(Excerpted passage begins)

Bone spurs are bony projections that develop along the edges of bones. Bone spurs (osteophytes) often form where bones meet each other - in your joints. They can also form on the bones of your spine.
The main cause of bone spurs is the joint damage associated with osteoarthritis. Most bone spurs cause no symptoms and may go undetected for years. They may not require treatment. Decisions about
treatment depend on where spurs are situated and how they affect your health.
These bony protrusions are commonly found in association with a condition called Plantar Fasciitis. Plantar Fasciitis occurs when the plantar fascia ligament, which spans the arch of the foot,
becomes stressed, torn and inflamed. Misalignment and excessive movement of the plantar fascia ligament is most typically the result of an abnormal walking gait. The ligament is designed to stretch
with the bounce of each step you take, but if it stretches too much, the resulting small tears and inflammation can cause mild to extreme discomfort. At the same time, it is believed that heel spurs
are formed as the body attempts to provide some additional support to the over-stretched ligament. In other words, calcium builds up as a prop to the plantar fascia.
Heel spurs can be quite painful, but can just as likely occur with no symptoms at all. Plantar fasciitis is a contributing condition to heel spurs. The cause of the pain is not the heel spur itself
but the soft-tissue injury associated with it. The feeling has been described as a knife or pin sticking into the bottom of your feet when you first stand up after sitting or laying down for a long
period of time - a pain that later turns into a dull ache.

(Excerpted passage ends)
(Supplied entries begins)

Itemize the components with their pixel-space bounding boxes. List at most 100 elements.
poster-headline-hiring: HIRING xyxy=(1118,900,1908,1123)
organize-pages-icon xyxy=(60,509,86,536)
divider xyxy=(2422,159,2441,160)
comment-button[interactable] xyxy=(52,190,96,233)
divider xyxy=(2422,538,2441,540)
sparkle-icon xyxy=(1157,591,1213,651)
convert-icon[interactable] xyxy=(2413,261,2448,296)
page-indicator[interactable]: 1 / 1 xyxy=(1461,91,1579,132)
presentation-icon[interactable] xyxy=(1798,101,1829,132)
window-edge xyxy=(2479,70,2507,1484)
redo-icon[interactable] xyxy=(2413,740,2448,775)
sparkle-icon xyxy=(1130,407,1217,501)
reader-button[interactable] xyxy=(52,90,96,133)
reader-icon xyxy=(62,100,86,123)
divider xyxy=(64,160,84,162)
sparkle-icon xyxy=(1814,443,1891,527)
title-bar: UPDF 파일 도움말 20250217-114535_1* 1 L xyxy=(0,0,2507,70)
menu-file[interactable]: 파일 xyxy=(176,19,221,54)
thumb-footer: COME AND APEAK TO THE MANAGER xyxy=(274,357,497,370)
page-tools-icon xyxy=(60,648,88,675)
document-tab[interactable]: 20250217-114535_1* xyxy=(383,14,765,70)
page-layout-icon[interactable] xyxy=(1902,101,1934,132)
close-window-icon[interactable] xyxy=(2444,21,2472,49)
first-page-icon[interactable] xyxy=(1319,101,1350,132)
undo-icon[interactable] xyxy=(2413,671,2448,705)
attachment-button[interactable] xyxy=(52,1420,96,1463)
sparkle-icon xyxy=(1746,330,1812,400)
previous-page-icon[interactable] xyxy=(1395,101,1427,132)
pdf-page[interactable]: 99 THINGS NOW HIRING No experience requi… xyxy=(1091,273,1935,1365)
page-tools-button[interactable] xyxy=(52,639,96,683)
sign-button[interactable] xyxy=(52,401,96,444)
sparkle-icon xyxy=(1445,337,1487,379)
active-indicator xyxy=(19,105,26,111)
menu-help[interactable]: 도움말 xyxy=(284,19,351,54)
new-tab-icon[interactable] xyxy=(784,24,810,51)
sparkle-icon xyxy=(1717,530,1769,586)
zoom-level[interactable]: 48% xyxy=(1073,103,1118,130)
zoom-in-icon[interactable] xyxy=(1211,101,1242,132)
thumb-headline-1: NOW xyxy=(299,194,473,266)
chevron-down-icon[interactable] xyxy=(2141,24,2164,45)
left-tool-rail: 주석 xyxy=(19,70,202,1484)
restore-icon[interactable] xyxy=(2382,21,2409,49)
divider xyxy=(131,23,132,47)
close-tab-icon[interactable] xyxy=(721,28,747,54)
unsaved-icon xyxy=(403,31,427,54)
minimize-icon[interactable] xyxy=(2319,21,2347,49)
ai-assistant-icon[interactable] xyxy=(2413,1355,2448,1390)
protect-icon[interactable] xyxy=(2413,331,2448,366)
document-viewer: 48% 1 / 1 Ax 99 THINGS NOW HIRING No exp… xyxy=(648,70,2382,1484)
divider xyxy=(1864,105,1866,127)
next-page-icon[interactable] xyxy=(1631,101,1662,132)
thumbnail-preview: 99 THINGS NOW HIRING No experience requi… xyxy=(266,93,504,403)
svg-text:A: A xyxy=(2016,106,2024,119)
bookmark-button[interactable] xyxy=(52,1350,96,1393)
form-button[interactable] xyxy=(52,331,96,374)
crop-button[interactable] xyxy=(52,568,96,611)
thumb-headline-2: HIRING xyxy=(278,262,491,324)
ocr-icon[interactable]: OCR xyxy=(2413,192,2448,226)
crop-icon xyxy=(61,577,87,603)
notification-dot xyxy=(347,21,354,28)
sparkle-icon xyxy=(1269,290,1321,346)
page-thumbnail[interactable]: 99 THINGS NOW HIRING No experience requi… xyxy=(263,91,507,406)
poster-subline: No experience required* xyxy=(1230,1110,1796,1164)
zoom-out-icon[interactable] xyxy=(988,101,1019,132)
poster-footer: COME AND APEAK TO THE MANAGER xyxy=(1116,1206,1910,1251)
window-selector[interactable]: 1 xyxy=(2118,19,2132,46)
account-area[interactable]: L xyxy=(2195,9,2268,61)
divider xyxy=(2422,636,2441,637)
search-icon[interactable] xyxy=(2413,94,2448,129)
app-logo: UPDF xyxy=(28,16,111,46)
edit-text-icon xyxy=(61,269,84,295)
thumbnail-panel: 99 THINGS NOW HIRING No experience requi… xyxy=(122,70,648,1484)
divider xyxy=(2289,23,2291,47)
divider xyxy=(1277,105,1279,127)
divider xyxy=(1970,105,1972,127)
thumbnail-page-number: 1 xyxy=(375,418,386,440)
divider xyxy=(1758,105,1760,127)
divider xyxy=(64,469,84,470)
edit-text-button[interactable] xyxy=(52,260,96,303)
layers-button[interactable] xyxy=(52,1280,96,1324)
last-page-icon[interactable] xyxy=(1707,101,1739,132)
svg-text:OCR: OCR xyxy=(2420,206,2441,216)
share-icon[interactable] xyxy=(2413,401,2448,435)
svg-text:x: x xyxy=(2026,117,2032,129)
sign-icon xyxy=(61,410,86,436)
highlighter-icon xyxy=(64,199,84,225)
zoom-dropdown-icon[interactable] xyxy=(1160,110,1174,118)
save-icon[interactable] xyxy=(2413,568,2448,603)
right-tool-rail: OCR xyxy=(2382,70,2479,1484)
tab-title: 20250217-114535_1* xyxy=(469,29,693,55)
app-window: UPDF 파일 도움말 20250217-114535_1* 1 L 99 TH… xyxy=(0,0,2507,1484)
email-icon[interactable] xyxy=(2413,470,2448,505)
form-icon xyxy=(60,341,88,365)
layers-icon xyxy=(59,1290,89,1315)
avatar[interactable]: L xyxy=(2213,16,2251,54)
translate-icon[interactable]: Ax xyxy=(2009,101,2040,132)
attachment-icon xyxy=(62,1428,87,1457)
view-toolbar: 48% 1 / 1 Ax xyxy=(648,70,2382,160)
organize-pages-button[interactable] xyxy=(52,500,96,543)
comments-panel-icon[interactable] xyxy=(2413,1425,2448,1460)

(Supplied entries ends)

-- Task list --
• a. According to the bone spurs passage, what three things happen to the plantar fascia ligament when plantar fasciitis occurs?
• b. Continue the passage on bone spurs and heel pain from its last sentence.

-- Results for each task --
• a. Stressed, torn, inflamed

• b.
Your doctor will review your medical history and examine your foot. X-rays are used to identify the location and size of the heel spur.
Non Surgical Treatment
By reducing excessive motion and controlling and supporting the foot during physical activities an orthotic can help to limit how far the plantar fascia is pulled or torn away from the heel. A Heel
Spur pad can be offered- which is a pad designed to take pressure off the spur. If the problem persists, consult your foot doctor.
In a small number of cases (usually less than 5 percent), patients may not experience relief after trying the recommendations listed above. It is important that conservative treatments (such as those
listed above) be performed for AT LEAST a year before considering surgery. Time is important in curing the pain from heel spurs, and insufficient treatment before surgery may subject you to potential
complications from the procedure. If these treatments fail, your doctor may consider an operation to loosen the plantar fascia, called a plantar fascia release.